Extracted data:
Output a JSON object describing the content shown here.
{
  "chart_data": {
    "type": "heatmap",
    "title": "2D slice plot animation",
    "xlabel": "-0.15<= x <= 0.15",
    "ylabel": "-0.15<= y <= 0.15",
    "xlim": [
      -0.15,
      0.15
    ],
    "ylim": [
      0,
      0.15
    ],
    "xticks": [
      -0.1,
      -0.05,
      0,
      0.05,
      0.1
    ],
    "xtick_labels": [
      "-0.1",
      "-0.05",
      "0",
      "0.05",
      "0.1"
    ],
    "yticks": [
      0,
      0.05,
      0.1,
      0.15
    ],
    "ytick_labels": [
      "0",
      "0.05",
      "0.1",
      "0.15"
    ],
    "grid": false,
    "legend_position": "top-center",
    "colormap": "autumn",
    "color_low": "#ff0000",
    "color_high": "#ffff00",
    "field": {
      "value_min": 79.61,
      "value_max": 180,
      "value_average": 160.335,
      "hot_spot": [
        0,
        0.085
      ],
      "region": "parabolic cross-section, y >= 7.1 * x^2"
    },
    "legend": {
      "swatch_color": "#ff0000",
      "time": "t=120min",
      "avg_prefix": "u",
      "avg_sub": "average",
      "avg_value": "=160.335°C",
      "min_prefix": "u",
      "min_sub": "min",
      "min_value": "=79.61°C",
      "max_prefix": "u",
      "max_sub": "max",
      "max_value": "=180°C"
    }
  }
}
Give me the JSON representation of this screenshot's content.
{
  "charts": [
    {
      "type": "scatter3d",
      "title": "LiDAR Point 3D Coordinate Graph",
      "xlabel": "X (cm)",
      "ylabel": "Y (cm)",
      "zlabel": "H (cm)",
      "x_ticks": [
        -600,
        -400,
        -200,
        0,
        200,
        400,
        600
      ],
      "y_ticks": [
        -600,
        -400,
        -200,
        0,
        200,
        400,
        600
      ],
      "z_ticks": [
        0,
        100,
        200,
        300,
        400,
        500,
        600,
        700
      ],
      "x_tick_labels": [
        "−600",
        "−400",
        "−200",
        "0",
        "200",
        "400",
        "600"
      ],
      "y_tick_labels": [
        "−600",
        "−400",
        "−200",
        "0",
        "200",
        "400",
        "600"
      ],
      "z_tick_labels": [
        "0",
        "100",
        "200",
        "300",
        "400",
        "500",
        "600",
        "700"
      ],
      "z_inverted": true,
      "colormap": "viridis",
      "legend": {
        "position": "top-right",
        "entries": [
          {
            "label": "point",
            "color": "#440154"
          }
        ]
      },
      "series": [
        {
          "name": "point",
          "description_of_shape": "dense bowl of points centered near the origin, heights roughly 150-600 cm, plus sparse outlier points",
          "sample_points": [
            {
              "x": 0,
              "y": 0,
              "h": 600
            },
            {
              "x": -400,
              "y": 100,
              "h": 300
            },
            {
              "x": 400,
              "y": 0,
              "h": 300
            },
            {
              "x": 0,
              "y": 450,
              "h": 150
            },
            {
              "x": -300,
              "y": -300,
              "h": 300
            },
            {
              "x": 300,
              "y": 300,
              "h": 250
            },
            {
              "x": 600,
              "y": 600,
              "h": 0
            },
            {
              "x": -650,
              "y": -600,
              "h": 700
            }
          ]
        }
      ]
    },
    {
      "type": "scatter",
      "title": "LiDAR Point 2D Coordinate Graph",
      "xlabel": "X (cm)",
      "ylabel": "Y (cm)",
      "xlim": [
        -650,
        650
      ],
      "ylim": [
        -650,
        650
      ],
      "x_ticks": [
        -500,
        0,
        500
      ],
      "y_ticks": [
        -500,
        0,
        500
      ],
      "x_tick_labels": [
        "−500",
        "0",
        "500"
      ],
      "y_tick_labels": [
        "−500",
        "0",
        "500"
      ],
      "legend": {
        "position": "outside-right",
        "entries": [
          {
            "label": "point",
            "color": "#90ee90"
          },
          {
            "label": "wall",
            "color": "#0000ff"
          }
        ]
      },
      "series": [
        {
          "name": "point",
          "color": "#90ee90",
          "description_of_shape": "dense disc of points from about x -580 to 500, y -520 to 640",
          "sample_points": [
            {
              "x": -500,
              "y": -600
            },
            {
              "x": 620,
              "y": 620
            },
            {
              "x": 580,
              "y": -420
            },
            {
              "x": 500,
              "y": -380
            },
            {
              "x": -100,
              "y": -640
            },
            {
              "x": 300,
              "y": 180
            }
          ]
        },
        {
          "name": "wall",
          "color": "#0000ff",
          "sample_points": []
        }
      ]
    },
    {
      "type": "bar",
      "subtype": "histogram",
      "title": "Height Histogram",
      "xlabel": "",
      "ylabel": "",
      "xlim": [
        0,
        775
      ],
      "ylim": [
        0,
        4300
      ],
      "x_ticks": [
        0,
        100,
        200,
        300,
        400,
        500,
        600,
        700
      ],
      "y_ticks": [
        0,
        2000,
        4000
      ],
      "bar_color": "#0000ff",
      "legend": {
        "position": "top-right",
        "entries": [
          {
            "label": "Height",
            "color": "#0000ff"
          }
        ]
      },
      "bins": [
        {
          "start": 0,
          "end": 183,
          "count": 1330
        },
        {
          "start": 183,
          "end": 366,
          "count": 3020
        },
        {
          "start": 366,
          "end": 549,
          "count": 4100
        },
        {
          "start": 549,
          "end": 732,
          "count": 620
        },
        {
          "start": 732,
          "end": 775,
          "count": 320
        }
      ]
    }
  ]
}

...

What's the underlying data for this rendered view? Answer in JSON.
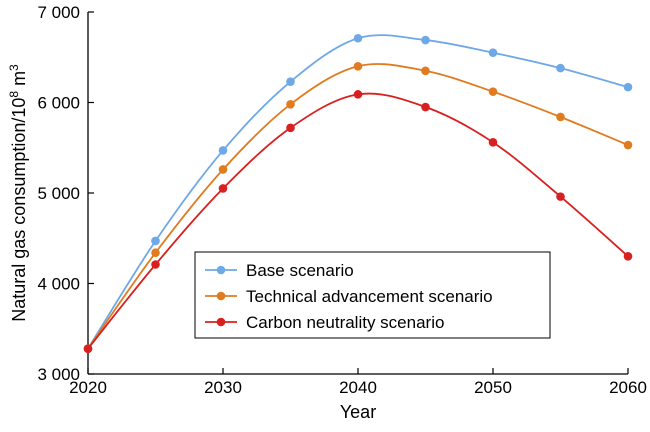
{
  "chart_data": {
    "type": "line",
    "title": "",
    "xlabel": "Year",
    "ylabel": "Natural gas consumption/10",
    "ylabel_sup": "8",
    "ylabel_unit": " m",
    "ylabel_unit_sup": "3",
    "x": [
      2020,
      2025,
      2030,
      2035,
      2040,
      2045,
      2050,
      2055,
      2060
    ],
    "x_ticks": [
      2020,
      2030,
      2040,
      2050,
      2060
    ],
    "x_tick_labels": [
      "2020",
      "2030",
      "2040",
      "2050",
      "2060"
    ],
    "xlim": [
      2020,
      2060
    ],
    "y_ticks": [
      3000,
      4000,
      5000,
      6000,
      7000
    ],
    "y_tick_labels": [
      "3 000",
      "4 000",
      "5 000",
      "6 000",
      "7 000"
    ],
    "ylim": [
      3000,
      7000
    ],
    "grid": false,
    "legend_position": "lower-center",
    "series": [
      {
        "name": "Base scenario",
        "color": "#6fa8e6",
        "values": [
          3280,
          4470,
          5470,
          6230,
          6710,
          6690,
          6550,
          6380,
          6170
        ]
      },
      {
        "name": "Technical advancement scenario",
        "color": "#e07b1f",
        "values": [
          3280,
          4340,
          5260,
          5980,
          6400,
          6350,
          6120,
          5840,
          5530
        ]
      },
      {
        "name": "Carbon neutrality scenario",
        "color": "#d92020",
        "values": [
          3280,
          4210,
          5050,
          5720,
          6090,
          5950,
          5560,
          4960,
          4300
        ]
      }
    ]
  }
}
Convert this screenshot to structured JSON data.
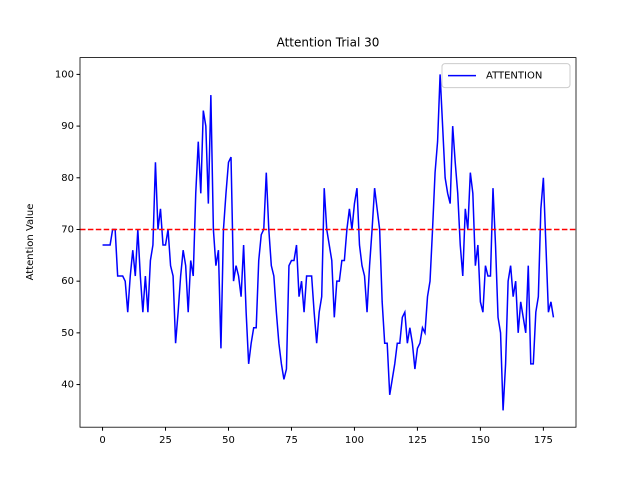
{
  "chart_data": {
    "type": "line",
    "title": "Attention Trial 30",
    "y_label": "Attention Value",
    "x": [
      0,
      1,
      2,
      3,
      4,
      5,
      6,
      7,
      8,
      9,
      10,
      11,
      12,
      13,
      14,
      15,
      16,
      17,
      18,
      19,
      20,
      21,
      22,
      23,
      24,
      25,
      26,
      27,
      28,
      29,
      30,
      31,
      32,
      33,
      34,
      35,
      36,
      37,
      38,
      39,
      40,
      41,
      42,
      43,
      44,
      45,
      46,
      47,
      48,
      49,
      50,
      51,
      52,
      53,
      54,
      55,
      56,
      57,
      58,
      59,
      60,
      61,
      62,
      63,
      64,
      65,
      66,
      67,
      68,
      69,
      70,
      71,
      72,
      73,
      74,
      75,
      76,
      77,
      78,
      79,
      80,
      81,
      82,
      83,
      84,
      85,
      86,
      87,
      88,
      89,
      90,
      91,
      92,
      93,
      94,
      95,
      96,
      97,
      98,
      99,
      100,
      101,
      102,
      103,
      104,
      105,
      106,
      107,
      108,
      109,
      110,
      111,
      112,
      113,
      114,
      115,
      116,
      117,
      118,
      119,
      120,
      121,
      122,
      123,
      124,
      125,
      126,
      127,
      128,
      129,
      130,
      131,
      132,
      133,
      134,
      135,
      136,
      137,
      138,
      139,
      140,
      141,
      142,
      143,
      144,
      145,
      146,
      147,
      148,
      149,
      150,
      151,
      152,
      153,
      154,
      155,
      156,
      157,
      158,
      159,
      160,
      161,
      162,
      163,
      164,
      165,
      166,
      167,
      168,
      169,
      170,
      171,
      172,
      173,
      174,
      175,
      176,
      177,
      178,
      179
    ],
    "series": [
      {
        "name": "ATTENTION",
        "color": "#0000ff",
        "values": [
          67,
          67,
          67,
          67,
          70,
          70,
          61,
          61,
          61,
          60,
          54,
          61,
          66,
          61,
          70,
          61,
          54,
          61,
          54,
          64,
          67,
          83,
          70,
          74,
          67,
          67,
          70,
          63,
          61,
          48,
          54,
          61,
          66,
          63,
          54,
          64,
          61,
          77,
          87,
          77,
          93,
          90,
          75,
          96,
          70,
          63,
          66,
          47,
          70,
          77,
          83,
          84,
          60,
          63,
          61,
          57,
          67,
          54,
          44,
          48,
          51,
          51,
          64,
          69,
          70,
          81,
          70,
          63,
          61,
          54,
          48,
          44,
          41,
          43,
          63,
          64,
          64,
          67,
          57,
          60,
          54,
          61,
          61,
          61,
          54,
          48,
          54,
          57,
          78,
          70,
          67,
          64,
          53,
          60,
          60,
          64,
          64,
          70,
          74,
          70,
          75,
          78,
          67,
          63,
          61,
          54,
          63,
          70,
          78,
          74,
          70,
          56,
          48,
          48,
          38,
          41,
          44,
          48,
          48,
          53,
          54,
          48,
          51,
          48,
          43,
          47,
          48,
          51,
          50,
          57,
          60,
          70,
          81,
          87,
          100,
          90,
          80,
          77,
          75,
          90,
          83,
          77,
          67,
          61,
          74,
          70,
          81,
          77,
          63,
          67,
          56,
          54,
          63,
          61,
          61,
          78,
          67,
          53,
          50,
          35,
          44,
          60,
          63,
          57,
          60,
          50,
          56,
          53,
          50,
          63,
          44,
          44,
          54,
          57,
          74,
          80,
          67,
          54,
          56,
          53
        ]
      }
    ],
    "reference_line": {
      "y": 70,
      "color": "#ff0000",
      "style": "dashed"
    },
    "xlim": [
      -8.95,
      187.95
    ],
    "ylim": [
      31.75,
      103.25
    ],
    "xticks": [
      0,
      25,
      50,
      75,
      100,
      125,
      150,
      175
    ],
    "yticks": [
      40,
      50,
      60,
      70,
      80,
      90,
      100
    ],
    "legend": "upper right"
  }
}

Given instruction:
Collect every line from the records above that contains the word "Coordinate".

Solution to the exercise:
      "title": "LiDAR Point 3D Coordinate Graph",
      "title": "LiDAR Point 2D Coordinate Graph",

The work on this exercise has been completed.